PROBLEM:
The entries are to be returned exactly, with images left out.

--------------------------------------------------

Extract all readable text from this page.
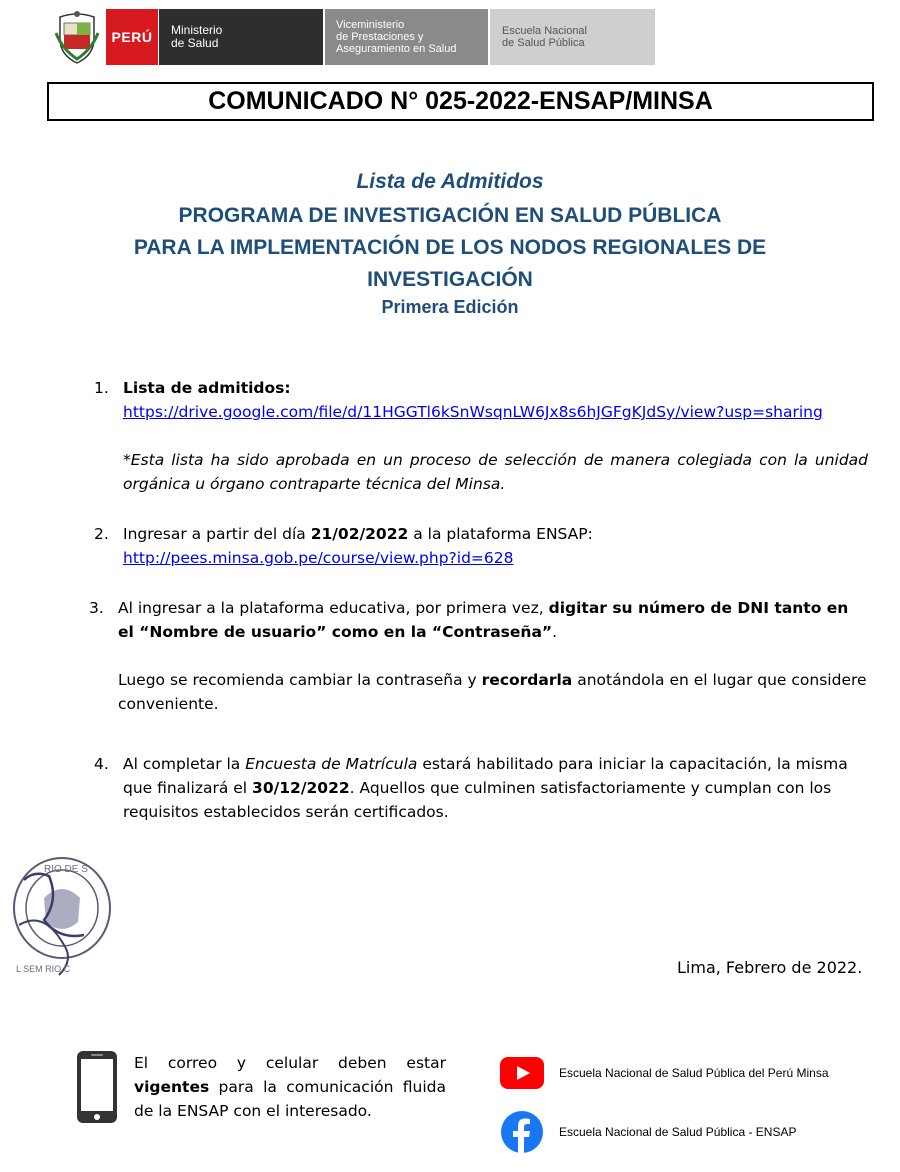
PERÚ	Ministerio
de Salud
Viceministerio
de Prestaciones y
Aseguramiento en Salud
Escuela Nacional
de Salud Pública
COMUNICADO N° 025-2022-ENSAP/MINSA
Lista de Admitidos
PROGRAMA DE INVESTIGACIÓN EN SALUD PÚBLICA
PARA LA IMPLEMENTACIÓN DE LOS NODOS REGIONALES DE
INVESTIGACIÓN
Primera Edición
1. Lista de admitidos:
https://drive.google.com/file/d/11HGGTl6kSnWsqnLW6Jx8s6hJGFgKJdSy/view?usp=sharing
*Esta lista ha sido aprobada en un proceso de selección de manera colegiada con la unidad orgánica u órgano contraparte técnica del Minsa.
2. Ingresar a partir del día 21/02/2022 a la plataforma ENSAP:
http://pees.minsa.gob.pe/course/view.php?id=628
3. Al ingresar a la plataforma educativa, por primera vez, digitar su número de DNI tanto en el “Nombre de usuario” como en la “Contraseña”.
Luego se recomienda cambiar la contraseña y recordarla anotándola en el lugar que considere conveniente.
4. Al completar la Encuesta de Matrícula estará habilitado para iniciar la capacitación, la misma que finalizará el 30/12/2022. Aquellos que culminen satisfactoriamente y cumplan con los requisitos establecidos serán certificados.
RIO DE S
L SEM RIO C	Lima, Febrero de 2022.
El correo y celular deben estar vigentes para la comunicación fluida de la ENSAP con el interesado.
Escuela Nacional de Salud Pública del Perú Minsa
Escuela Nacional de Salud Pública - ENSAP
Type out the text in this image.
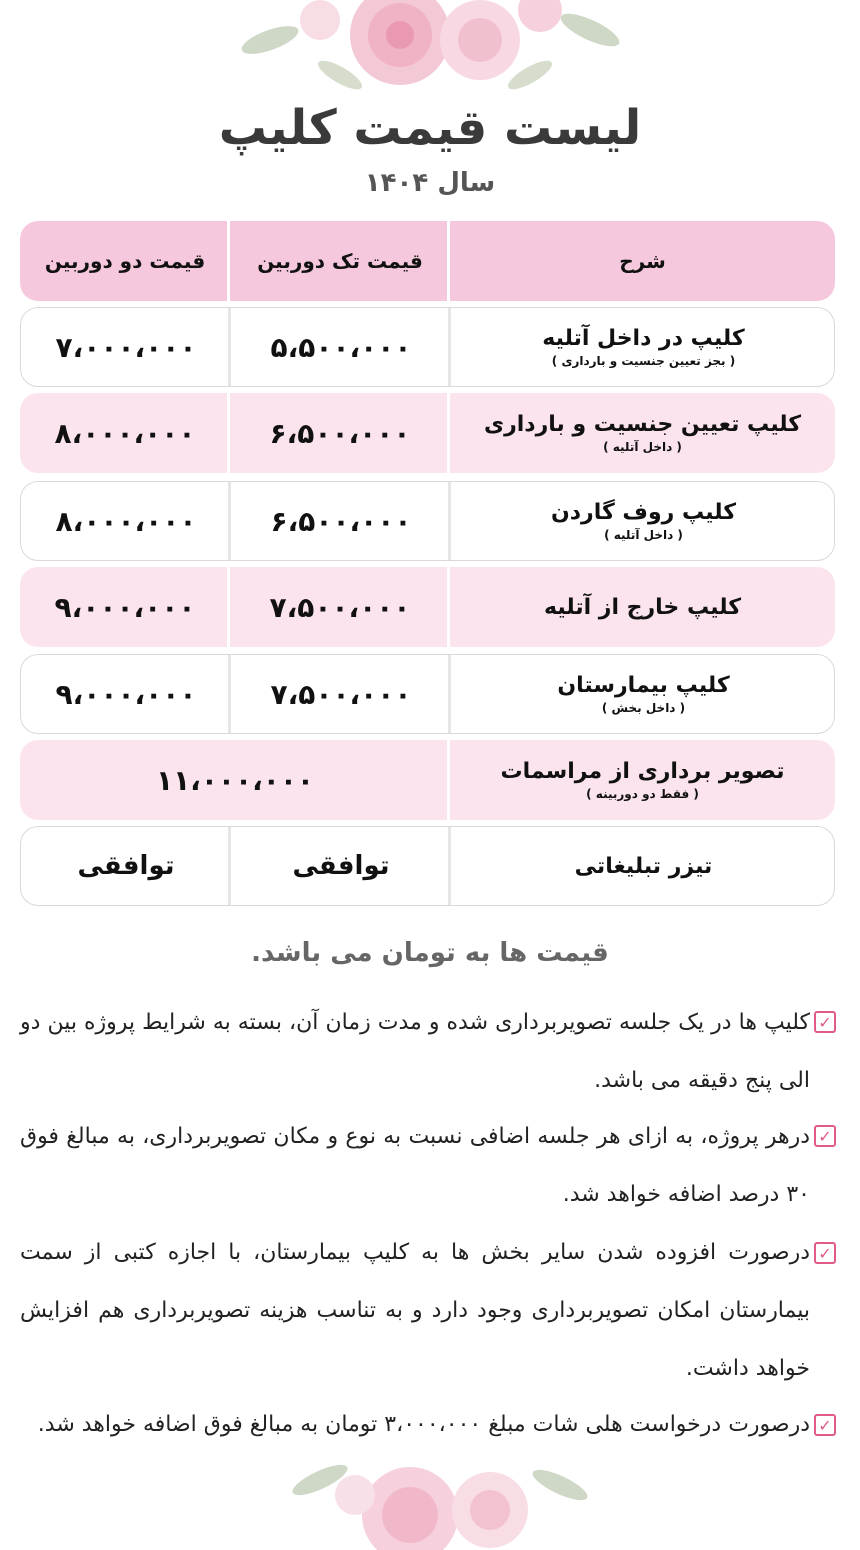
لیست قیمت کلیپ
سال ۱۴۰۴
شرح
قیمت تک دوربین
قیمت دو دوربین
کلیپ در داخل آتلیه
( بجز تعیین جنسیت و بارداری )
۵،۵۰۰،۰۰۰
۷،۰۰۰،۰۰۰
کلیپ تعیین جنسیت و بارداری
( داخل آتلیه )
۶،۵۰۰،۰۰۰
۸،۰۰۰،۰۰۰
کلیپ روف گاردن
( داخل آتلیه )
۶،۵۰۰،۰۰۰
۸،۰۰۰،۰۰۰
کلیپ خارج از آتلیه
۷،۵۰۰،۰۰۰
۹،۰۰۰،۰۰۰
کلیپ بیمارستان
( داخل بخش )
۷،۵۰۰،۰۰۰
۹،۰۰۰،۰۰۰
تصویر برداری از مراسمات
( فقط دو دوربینه )
۱۱،۰۰۰،۰۰۰
تیزر تبلیغاتی
توافقی
توافقی
قیمت ها به تومان می باشد.
✓
کلیپ ها در یک جلسه تصویربرداری شده و مدت زمان آن، بسته به شرایط پروژه بین دو الی پنج دقیقه می باشد.
✓
درهر پروژه، به ازای هر جلسه اضافی نسبت به نوع و مکان تصویربرداری، به مبالغ فوق ۳۰ درصد اضافه خواهد شد.
✓
درصورت افزوده شدن سایر بخش ها به کلیپ بیمارستان، با اجازه کتبی از سمت بیمارستان امکان تصویربرداری وجود دارد و به تناسب هزینه تصویربرداری هم افزایش خواهد داشت.
✓
درصورت درخواست هلی شات مبلغ ۳،۰۰۰،۰۰۰ تومان به مبالغ فوق اضافه خواهد شد.
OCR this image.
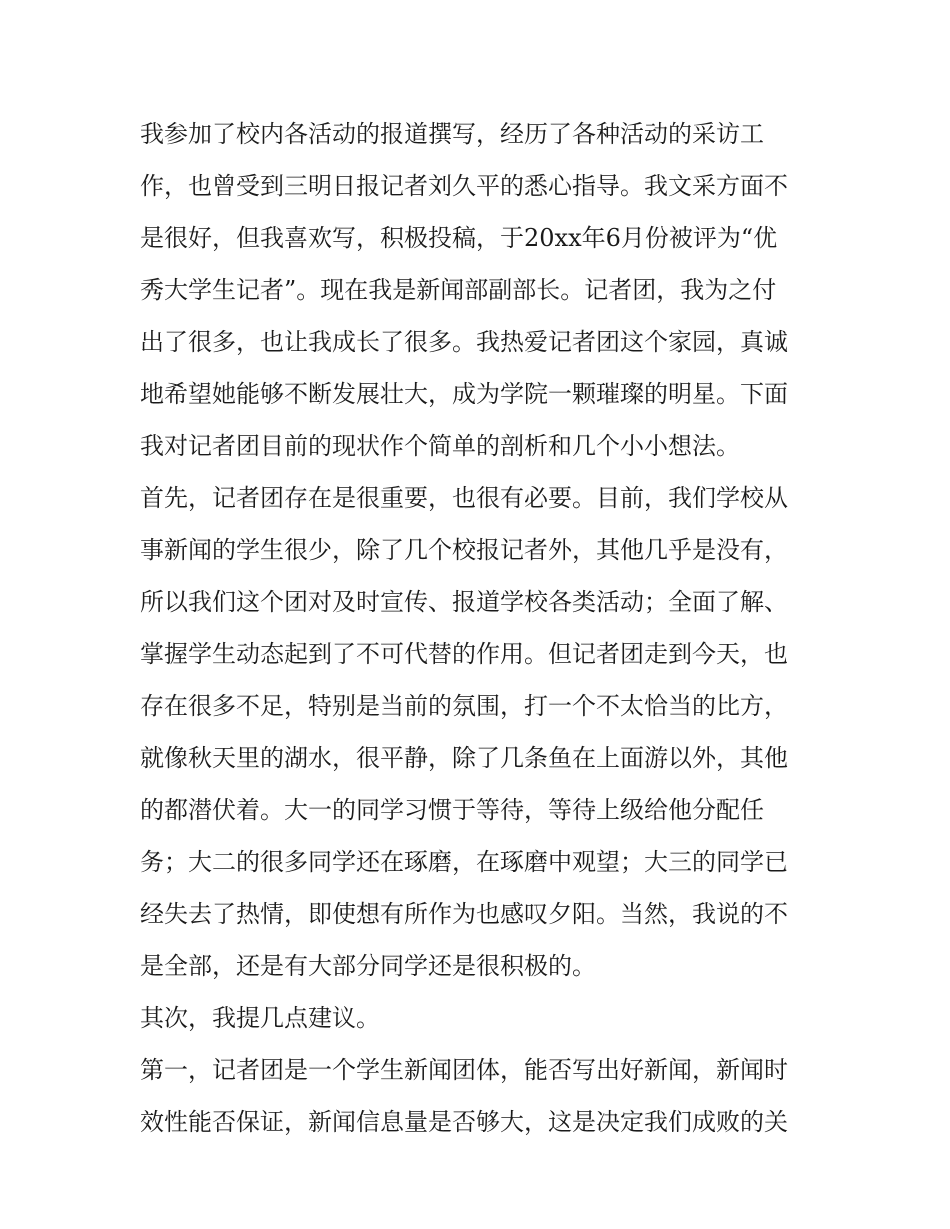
我参加了校内各活动的报道撰写，经历了各种活动的采访工
作，也曾受到三明日报记者刘久平的悉心指导。我文采方面不
是很好，但我喜欢写，积极投稿，于20xx年6月份被评为“优
秀大学生记者”。现在我是新闻部副部长。记者团，我为之付
出了很多，也让我成长了很多。我热爱记者团这个家园，真诚
地希望她能够不断发展壮大，成为学院一颗璀璨的明星。下面
我对记者团目前的现状作个简单的剖析和几个小小想法。
首先，记者团存在是很重要，也很有必要。目前，我们学校从
事新闻的学生很少，除了几个校报记者外，其他几乎是没有，
所以我们这个团对及时宣传、报道学校各类活动；全面了解、
掌握学生动态起到了不可代替的作用。但记者团走到今天，也
存在很多不足，特别是当前的氛围，打一个不太恰当的比方，
就像秋天里的湖水，很平静，除了几条鱼在上面游以外，其他
的都潜伏着。大一的同学习惯于等待，等待上级给他分配任
务；大二的很多同学还在琢磨，在琢磨中观望；大三的同学已
经失去了热情，即使想有所作为也感叹夕阳。当然，我说的不
是全部，还是有大部分同学还是很积极的。
其次，我提几点建议。
第一，记者团是一个学生新闻团体，能否写出好新闻，新闻时
效性能否保证，新闻信息量是否够大，这是决定我们成败的关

--------------------------------------------------

SOLUTION TO THIS PROBLEM:
Extract all readable text from this page.
PERÚ	Ministerio
de Salud
Viceministerio
de Prestaciones y
Aseguramiento en Salud
Escuela Nacional
de Salud Pública
COMUNICADO N° 025-2022-ENSAP/MINSA
Lista de Admitidos
PROGRAMA DE INVESTIGACIÓN EN SALUD PÚBLICA
PARA LA IMPLEMENTACIÓN DE LOS NODOS REGIONALES DE
INVESTIGACIÓN
Primera Edición
1. Lista de admitidos:
https://drive.google.com/file/d/11HGGTl6kSnWsqnLW6Jx8s6hJGFgKJdSy/view?usp=sharing
*Esta lista ha sido aprobada en un proceso de selección de manera colegiada con la unidad orgánica u órgano contraparte técnica del Minsa.
2. Ingresar a partir del día 21/02/2022 a la plataforma ENSAP:
http://pees.minsa.gob.pe/course/view.php?id=628
3. Al ingresar a la plataforma educativa, por primera vez, digitar su número de DNI tanto en el “Nombre de usuario” como en la “Contraseña”.
Luego se recomienda cambiar la contraseña y recordarla anotándola en el lugar que considere conveniente.
4. Al completar la Encuesta de Matrícula estará habilitado para iniciar la capacitación, la misma que finalizará el 30/12/2022. Aquellos que culminen satisfactoriamente y cumplan con los requisitos establecidos serán certificados.
RIO DE S
L SEM RIO C	Lima, Febrero de 2022.
El correo y celular deben estar vigentes para la comunicación fluida de la ENSAP con el interesado.
Escuela Nacional de Salud Pública del Perú Minsa
Escuela Nacional de Salud Pública - ENSAP
Type out the text in this image.
لیست قیمت کلیپ
سال ۱۴۰۴
شرح
قیمت تک دوربین
قیمت دو دوربین
کلیپ در داخل آتلیه
( بجز تعیین جنسیت و بارداری )
۵،۵۰۰،۰۰۰
۷،۰۰۰،۰۰۰
کلیپ تعیین جنسیت و بارداری
( داخل آتلیه )
۶،۵۰۰،۰۰۰
۸،۰۰۰،۰۰۰
کلیپ روف گاردن
( داخل آتلیه )
۶،۵۰۰،۰۰۰
۸،۰۰۰،۰۰۰
کلیپ خارج از آتلیه
۷،۵۰۰،۰۰۰
۹،۰۰۰،۰۰۰
کلیپ بیمارستان
( داخل بخش )
۷،۵۰۰،۰۰۰
۹،۰۰۰،۰۰۰
تصویر برداری از مراسمات
( فقط دو دوربینه )
۱۱،۰۰۰،۰۰۰
تیزر تبلیغاتی
توافقی
توافقی
قیمت ها به تومان می باشد.
✓
کلیپ ها در یک جلسه تصویربرداری شده و مدت زمان آن، بسته به شرایط پروژه بین دو الی پنج دقیقه می باشد.
✓
درهر پروژه، به ازای هر جلسه اضافی نسبت به نوع و مکان تصویربرداری، به مبالغ فوق ۳۰ درصد اضافه خواهد شد.
✓
درصورت افزوده شدن سایر بخش ها به کلیپ بیمارستان، با اجازه کتبی از سمت بیمارستان امکان تصویربرداری وجود دارد و به تناسب هزینه تصویربرداری هم افزایش خواهد داشت.
✓
درصورت درخواست هلی شات مبلغ ۳،۰۰۰،۰۰۰ تومان به مبالغ فوق اضافه خواهد شد.
OCR this image.
我参加了校内各活动的报道撰写，经历了各种活动的采访工
作，也曾受到三明日报记者刘久平的悉心指导。我文采方面不
是很好，但我喜欢写，积极投稿，于20xx年6月份被评为“优
秀大学生记者”。现在我是新闻部副部长。记者团，我为之付
出了很多，也让我成长了很多。我热爱记者团这个家园，真诚
地希望她能够不断发展壮大，成为学院一颗璀璨的明星。下面
我对记者团目前的现状作个简单的剖析和几个小小想法。
首先，记者团存在是很重要，也很有必要。目前，我们学校从
事新闻的学生很少，除了几个校报记者外，其他几乎是没有，
所以我们这个团对及时宣传、报道学校各类活动；全面了解、
掌握学生动态起到了不可代替的作用。但记者团走到今天，也
存在很多不足，特别是当前的氛围，打一个不太恰当的比方，
就像秋天里的湖水，很平静，除了几条鱼在上面游以外，其他
的都潜伏着。大一的同学习惯于等待，等待上级给他分配任
务；大二的很多同学还在琢磨，在琢磨中观望；大三的同学已
经失去了热情，即使想有所作为也感叹夕阳。当然，我说的不
是全部，还是有大部分同学还是很积极的。
其次，我提几点建议。
第一，记者团是一个学生新闻团体，能否写出好新闻，新闻时
效性能否保证，新闻信息量是否够大，这是决定我们成败的关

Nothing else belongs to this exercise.